<<<<
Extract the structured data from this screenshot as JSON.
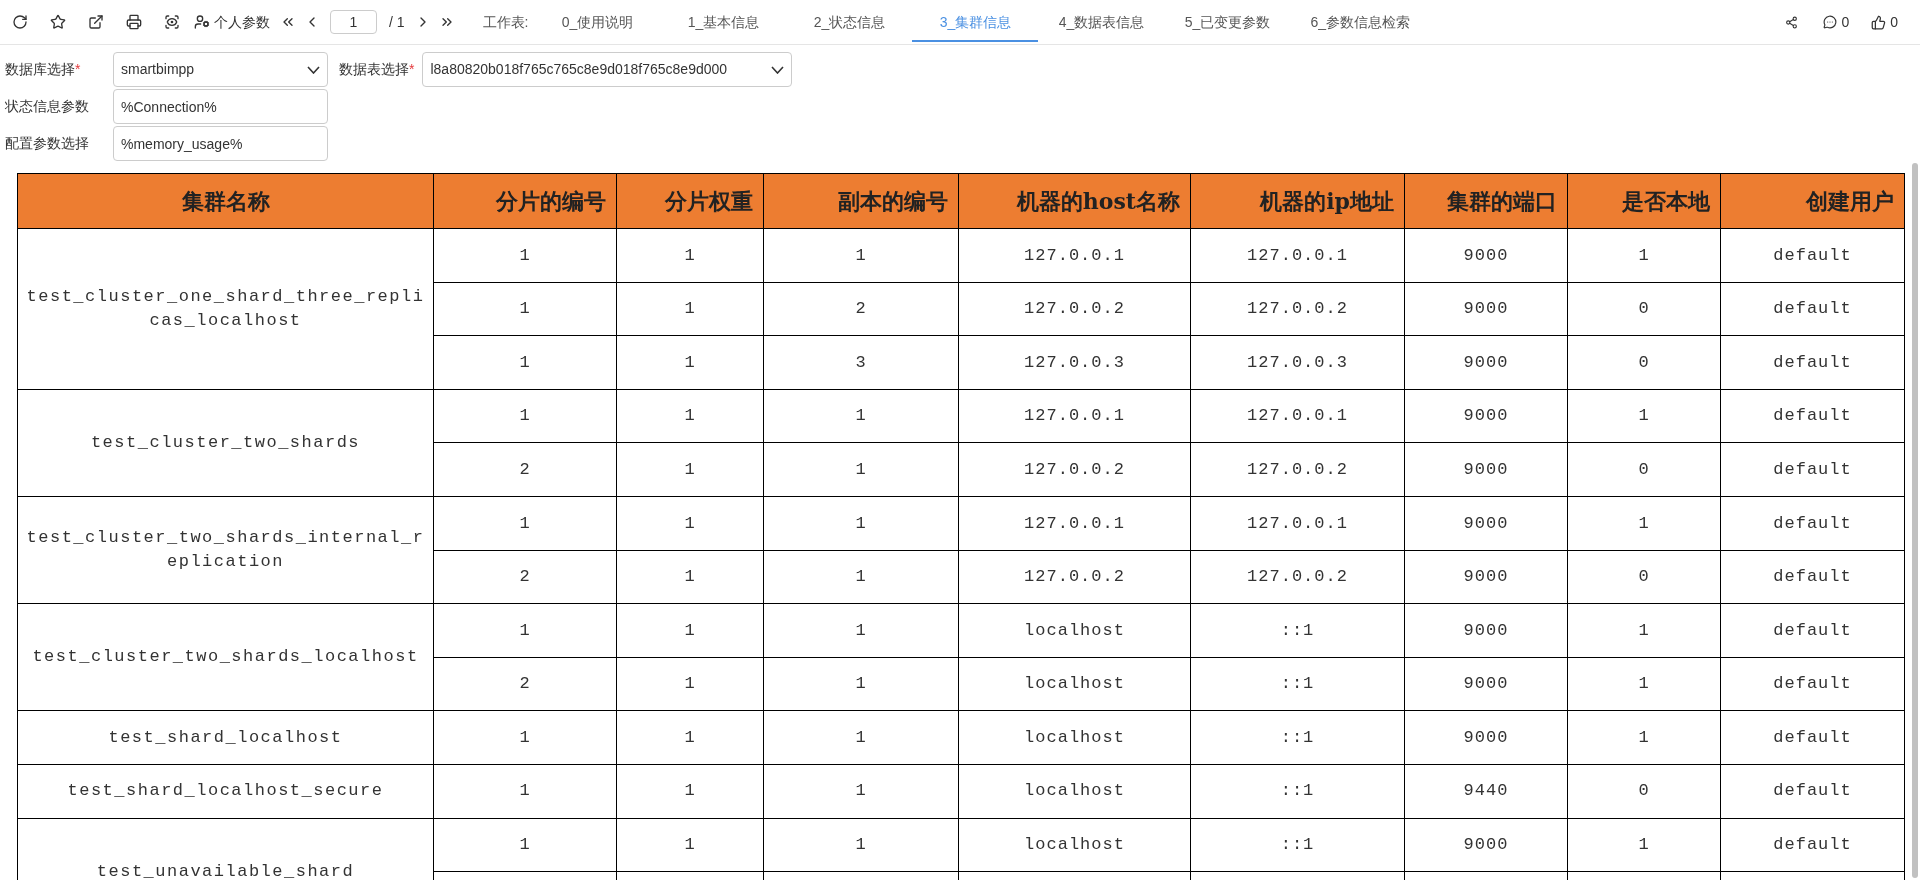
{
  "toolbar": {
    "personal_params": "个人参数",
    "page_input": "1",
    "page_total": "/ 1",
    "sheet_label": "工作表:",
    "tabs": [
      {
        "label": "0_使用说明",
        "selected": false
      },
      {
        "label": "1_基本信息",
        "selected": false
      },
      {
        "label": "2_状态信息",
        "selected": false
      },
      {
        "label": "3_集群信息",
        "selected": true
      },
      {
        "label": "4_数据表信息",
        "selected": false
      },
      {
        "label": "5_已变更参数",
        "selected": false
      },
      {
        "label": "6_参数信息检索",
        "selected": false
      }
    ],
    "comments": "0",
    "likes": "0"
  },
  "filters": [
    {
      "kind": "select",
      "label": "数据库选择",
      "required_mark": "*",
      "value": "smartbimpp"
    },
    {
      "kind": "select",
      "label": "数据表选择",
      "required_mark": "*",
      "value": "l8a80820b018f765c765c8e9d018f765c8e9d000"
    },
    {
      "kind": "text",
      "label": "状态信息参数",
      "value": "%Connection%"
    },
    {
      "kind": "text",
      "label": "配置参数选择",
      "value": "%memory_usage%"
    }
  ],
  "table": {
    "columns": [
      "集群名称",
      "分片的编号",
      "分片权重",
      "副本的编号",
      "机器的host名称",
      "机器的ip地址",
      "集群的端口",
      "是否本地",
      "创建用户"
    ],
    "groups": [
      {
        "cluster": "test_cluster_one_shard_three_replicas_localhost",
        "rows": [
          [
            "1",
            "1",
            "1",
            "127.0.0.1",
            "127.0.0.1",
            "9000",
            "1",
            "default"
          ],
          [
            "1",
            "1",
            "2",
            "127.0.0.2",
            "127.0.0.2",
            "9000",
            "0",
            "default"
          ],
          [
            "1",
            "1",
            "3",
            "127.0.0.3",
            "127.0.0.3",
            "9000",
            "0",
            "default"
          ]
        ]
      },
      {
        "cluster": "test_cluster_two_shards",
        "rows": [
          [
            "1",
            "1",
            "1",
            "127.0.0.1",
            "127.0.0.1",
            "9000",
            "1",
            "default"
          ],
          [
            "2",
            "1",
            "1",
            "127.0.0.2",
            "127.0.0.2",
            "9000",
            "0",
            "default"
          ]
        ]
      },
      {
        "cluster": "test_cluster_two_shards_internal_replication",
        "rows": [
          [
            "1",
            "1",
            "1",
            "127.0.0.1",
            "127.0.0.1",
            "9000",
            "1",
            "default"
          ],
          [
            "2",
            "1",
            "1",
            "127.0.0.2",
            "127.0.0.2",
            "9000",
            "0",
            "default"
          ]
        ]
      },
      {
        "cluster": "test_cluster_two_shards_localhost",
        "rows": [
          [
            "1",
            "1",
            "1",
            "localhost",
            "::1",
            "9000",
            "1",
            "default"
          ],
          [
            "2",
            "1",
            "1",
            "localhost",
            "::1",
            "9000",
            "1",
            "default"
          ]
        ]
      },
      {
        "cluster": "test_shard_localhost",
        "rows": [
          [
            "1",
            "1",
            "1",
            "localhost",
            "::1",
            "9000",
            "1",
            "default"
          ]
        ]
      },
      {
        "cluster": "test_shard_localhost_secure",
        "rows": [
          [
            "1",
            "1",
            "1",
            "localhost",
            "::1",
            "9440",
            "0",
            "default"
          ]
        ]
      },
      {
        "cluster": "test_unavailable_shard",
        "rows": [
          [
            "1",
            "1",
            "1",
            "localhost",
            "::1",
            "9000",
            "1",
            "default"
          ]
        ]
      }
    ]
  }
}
>>>>
<<<<
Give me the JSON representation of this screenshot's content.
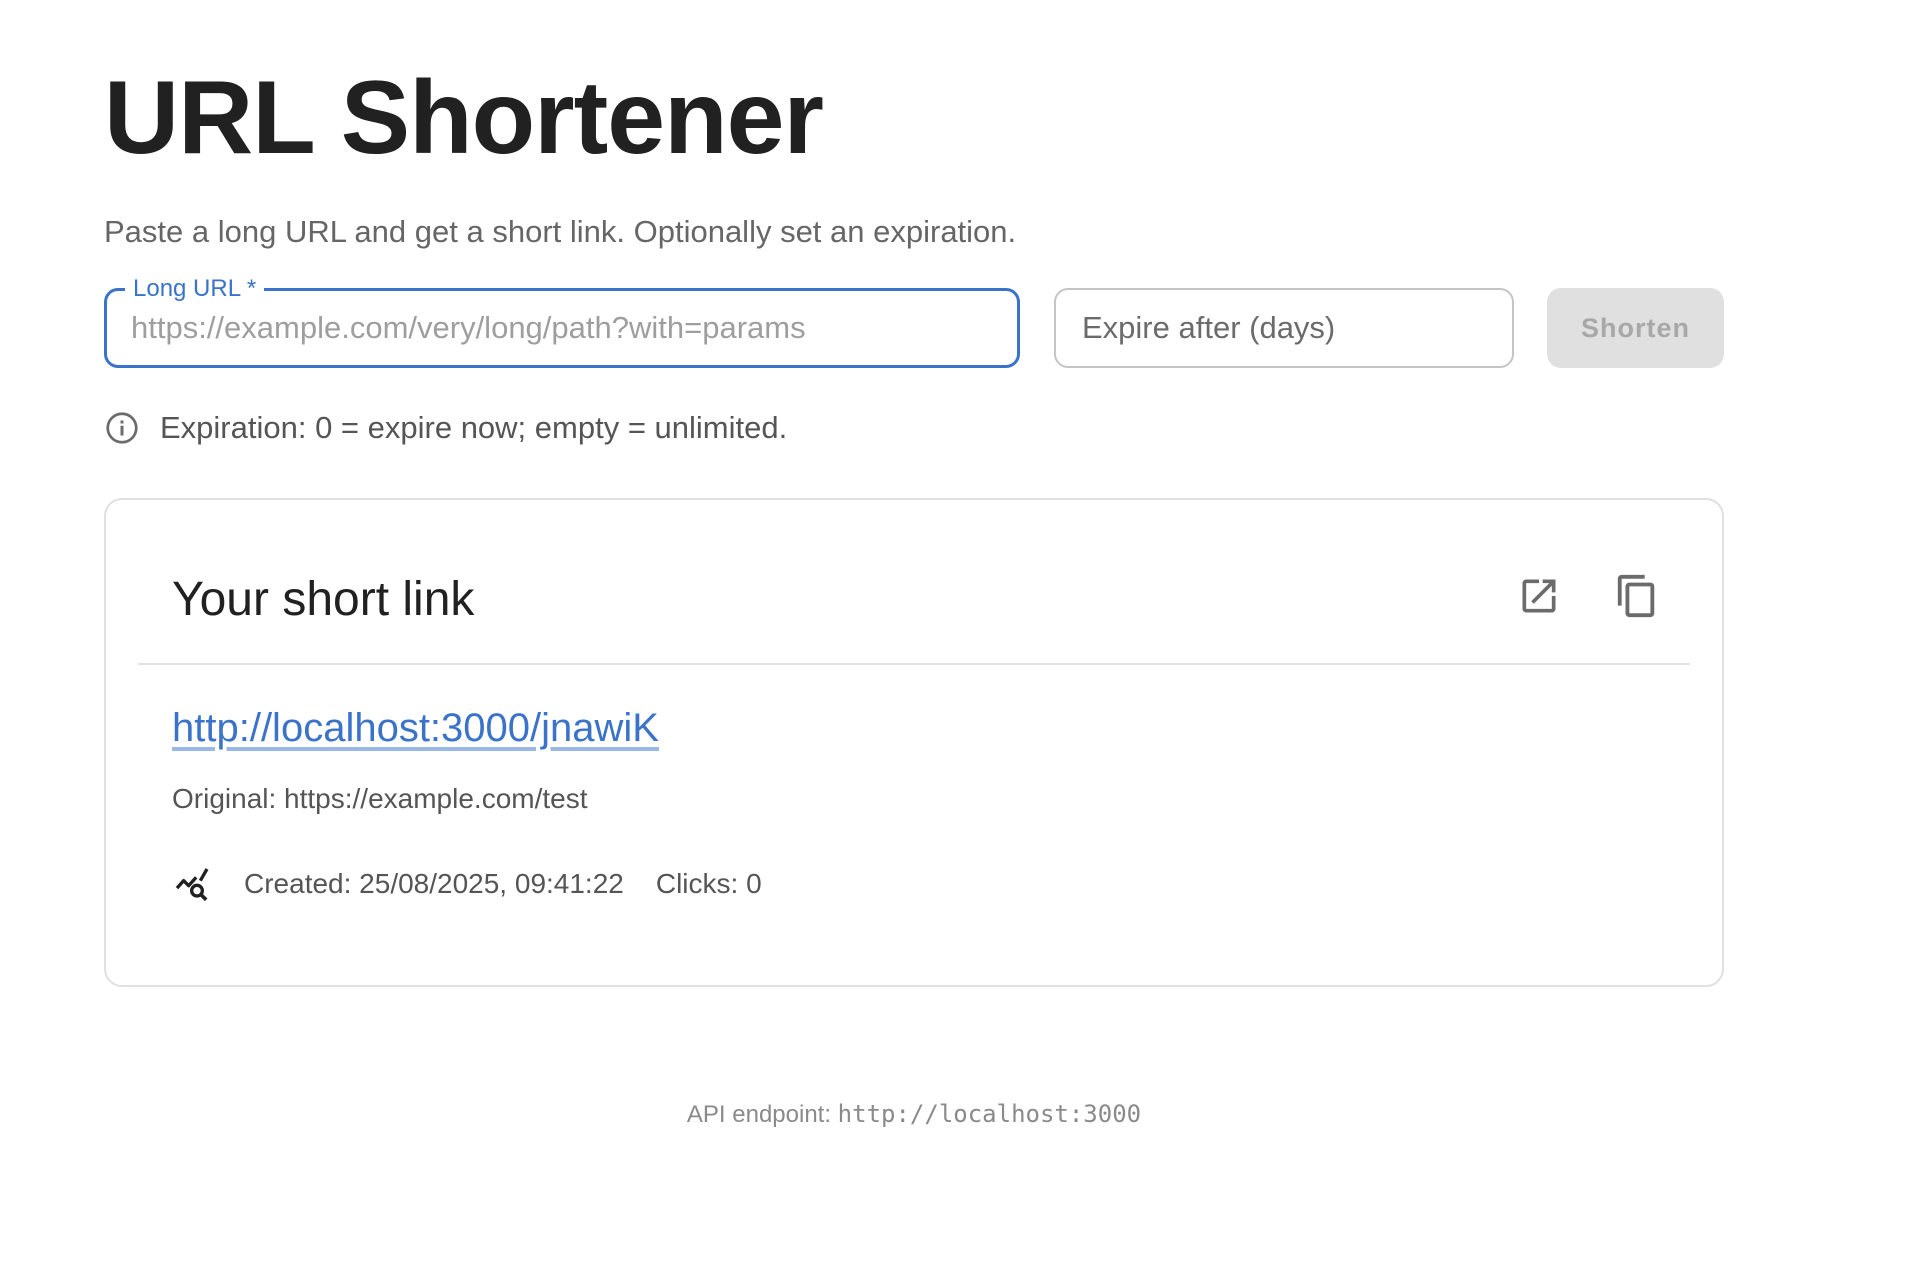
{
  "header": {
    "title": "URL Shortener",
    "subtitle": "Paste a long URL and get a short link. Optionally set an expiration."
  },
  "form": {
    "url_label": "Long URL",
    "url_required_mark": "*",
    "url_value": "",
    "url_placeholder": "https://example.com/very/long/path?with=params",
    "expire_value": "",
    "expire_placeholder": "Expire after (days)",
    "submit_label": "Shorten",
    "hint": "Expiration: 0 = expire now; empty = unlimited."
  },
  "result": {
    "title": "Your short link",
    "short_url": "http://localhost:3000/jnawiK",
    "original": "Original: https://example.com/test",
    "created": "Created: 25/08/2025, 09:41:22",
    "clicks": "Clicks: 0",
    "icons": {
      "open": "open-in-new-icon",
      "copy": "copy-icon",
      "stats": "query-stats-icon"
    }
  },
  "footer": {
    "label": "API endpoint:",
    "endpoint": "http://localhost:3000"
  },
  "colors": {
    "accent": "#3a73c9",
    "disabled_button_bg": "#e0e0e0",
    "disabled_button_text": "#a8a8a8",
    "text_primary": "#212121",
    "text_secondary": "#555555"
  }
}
>>>>
<<<<
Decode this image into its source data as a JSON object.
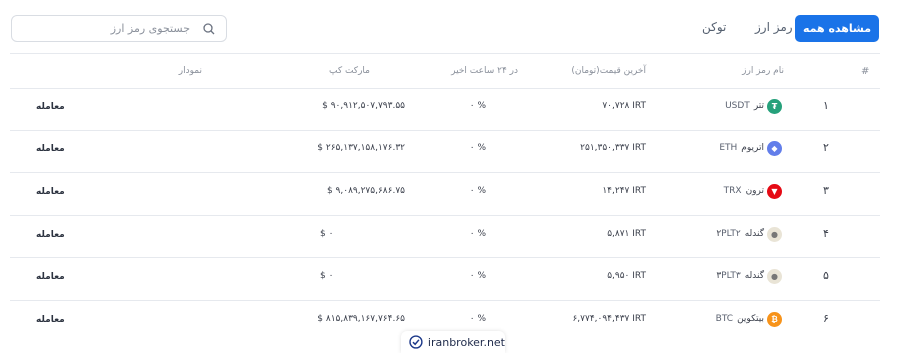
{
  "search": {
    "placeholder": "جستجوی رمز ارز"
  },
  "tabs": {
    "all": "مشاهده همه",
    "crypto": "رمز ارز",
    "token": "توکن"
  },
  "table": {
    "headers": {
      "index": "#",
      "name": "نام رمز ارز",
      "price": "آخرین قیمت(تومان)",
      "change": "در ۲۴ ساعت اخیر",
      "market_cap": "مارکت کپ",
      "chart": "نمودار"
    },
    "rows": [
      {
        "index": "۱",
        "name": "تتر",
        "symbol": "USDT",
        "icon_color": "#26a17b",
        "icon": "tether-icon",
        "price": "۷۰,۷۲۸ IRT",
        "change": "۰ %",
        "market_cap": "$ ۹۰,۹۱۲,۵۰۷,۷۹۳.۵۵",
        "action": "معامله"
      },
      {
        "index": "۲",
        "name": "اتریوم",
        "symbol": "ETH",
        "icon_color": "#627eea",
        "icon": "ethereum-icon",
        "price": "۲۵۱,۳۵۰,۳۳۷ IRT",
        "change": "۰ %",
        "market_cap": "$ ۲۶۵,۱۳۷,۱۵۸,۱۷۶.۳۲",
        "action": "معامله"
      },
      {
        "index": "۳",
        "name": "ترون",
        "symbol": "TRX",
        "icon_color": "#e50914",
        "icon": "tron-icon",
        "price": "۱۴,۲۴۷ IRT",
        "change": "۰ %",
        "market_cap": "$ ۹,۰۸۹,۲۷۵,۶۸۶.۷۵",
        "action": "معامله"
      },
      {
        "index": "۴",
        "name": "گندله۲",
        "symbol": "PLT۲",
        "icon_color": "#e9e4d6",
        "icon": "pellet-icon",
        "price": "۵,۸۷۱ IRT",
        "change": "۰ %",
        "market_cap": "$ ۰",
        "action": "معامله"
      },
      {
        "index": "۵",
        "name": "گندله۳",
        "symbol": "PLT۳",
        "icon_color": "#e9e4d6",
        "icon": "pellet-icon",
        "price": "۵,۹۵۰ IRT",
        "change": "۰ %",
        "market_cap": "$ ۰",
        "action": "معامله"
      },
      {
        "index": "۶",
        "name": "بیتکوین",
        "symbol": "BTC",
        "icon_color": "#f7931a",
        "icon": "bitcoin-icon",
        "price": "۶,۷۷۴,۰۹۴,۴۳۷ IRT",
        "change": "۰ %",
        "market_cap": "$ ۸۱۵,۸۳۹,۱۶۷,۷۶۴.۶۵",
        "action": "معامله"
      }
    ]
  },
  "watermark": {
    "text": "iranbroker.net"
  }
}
>>>>
Stated exercise: What is the number of lines holding the word "link"? State it alone.

Answer to the task: 2